### Your instructions:
Without the images, write out the whole listing exactly.

### Material supplied:
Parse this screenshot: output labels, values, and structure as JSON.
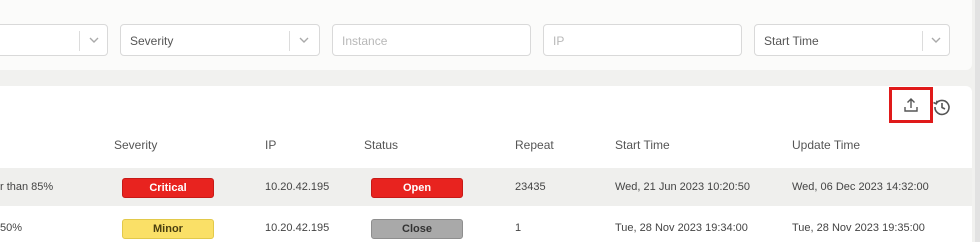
{
  "filters": {
    "first_value": "",
    "severity_label": "Severity",
    "instance_placeholder": "Instance",
    "ip_placeholder": "IP",
    "start_time_label": "Start Time"
  },
  "toolbar": {
    "export_icon": "upload-icon",
    "history_icon": "history-icon",
    "highlight_color": "#e01a1a"
  },
  "table": {
    "headers": {
      "severity": "Severity",
      "ip": "IP",
      "status": "Status",
      "repeat": "Repeat",
      "start_time": "Start Time",
      "update_time": "Update Time"
    },
    "rows": [
      {
        "description": "r than 85%",
        "severity": "Critical",
        "ip": "10.20.42.195",
        "status": "Open",
        "repeat": "23435",
        "start_time": "Wed, 21 Jun 2023 10:20:50",
        "update_time": "Wed, 06 Dec 2023 14:32:00"
      },
      {
        "description": "50%",
        "severity": "Minor",
        "ip": "10.20.42.195",
        "status": "Close",
        "repeat": "1",
        "start_time": "Tue, 28 Nov 2023 19:34:00",
        "update_time": "Tue, 28 Nov 2023 19:35:00"
      }
    ]
  },
  "colors": {
    "critical": "#e8231f",
    "minor": "#fae067",
    "open": "#e8231f",
    "close": "#a9a9a9"
  }
}
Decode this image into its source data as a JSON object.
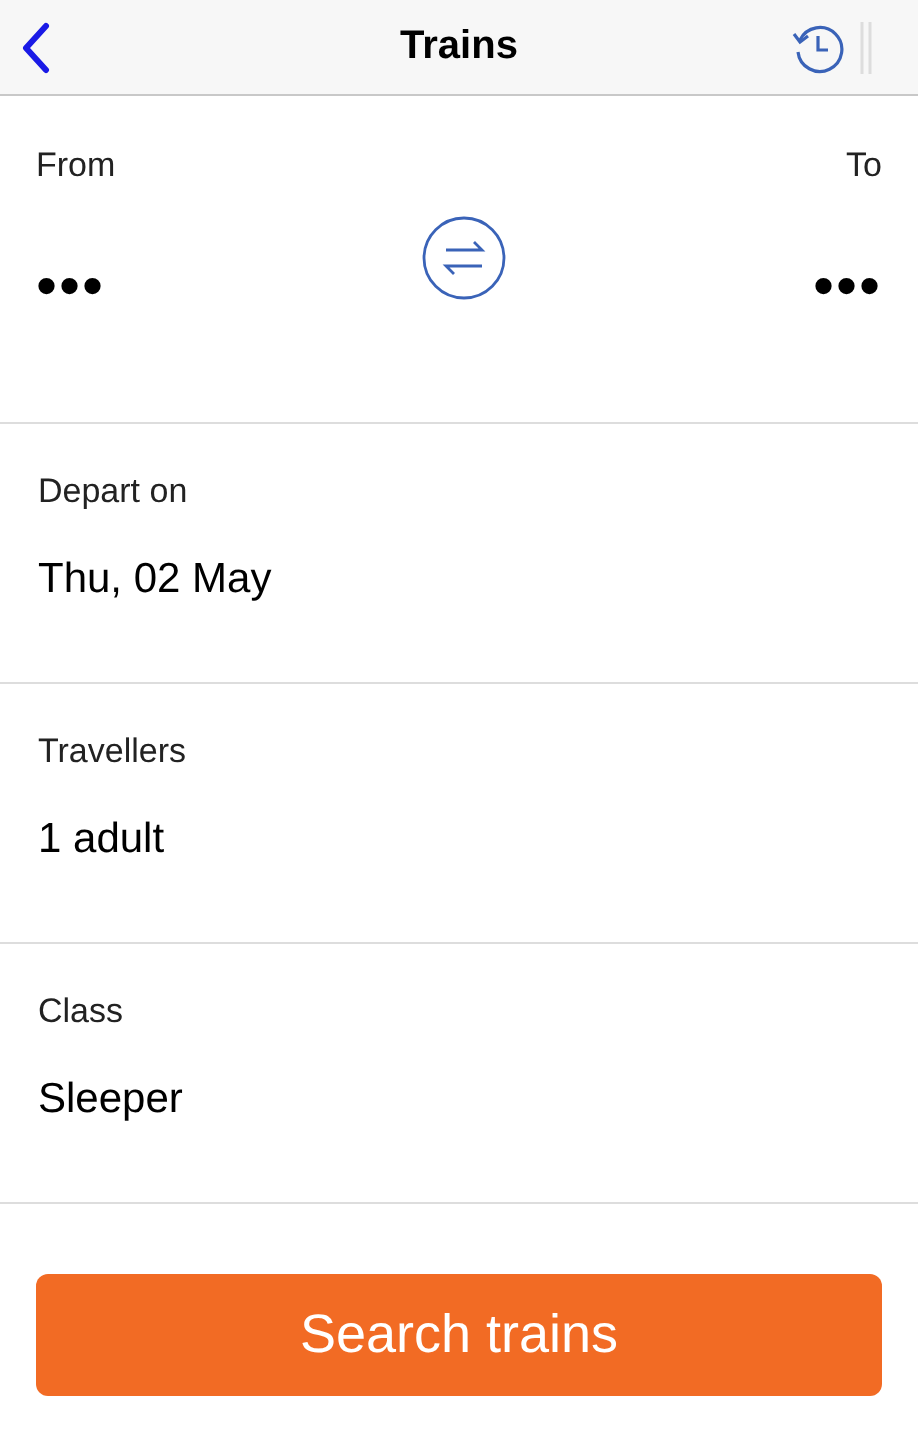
{
  "header": {
    "title": "Trains"
  },
  "route": {
    "from": {
      "label": "From",
      "value": "•••"
    },
    "to": {
      "label": "To",
      "value": "•••"
    }
  },
  "fields": [
    {
      "label": "Depart on",
      "value": "Thu, 02 May"
    },
    {
      "label": "Travellers",
      "value": "1 adult"
    },
    {
      "label": "Class",
      "value": "Sleeper"
    }
  ],
  "search_button": "Search trains"
}
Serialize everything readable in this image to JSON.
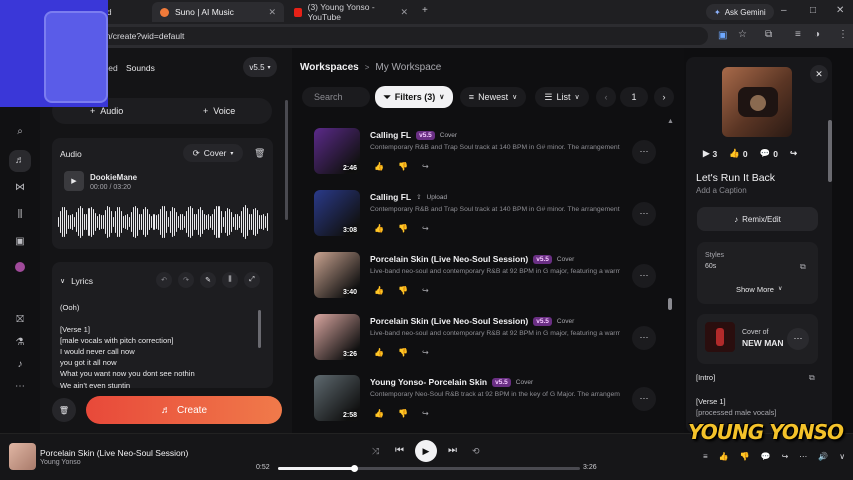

### Written reply:
Parse this screenshot: output labels, values, and structure as JSON.
{
  "filters": {
    "first_value": "",
    "severity_label": "Severity",
    "instance_placeholder": "Instance",
    "ip_placeholder": "IP",
    "start_time_label": "Start Time"
  },
  "toolbar": {
    "export_icon": "upload-icon",
    "history_icon": "history-icon",
    "highlight_color": "#e01a1a"
  },
  "table": {
    "headers": {
      "severity": "Severity",
      "ip": "IP",
      "status": "Status",
      "repeat": "Repeat",
      "start_time": "Start Time",
      "update_time": "Update Time"
    },
    "rows": [
      {
        "description": "r than 85%",
        "severity": "Critical",
        "ip": "10.20.42.195",
        "status": "Open",
        "repeat": "23435",
        "start_time": "Wed, 21 Jun 2023 10:20:50",
        "update_time": "Wed, 06 Dec 2023 14:32:00"
      },
      {
        "description": "50%",
        "severity": "Minor",
        "ip": "10.20.42.195",
        "status": "Close",
        "repeat": "1",
        "start_time": "Tue, 28 Nov 2023 19:34:00",
        "update_time": "Tue, 28 Nov 2023 19:35:00"
      }
    ]
  },
  "colors": {
    "critical": "#e8231f",
    "minor": "#fae067",
    "open": "#e8231f",
    "close": "#a9a9a9"
  }
}
Decode this image into its source data as a JSON object.
{
  "header": {
    "title": "Trains"
  },
  "route": {
    "from": {
      "label": "From",
      "value": "•••"
    },
    "to": {
      "label": "To",
      "value": "•••"
    }
  },
  "fields": [
    {
      "label": "Depart on",
      "value": "Thu, 02 May"
    },
    {
      "label": "Travellers",
      "value": "1 adult"
    },
    {
      "label": "Class",
      "value": "Sleeper"
    }
  ],
  "search_button": "Search trains"
}
Serialize everything readable in this image to JSON.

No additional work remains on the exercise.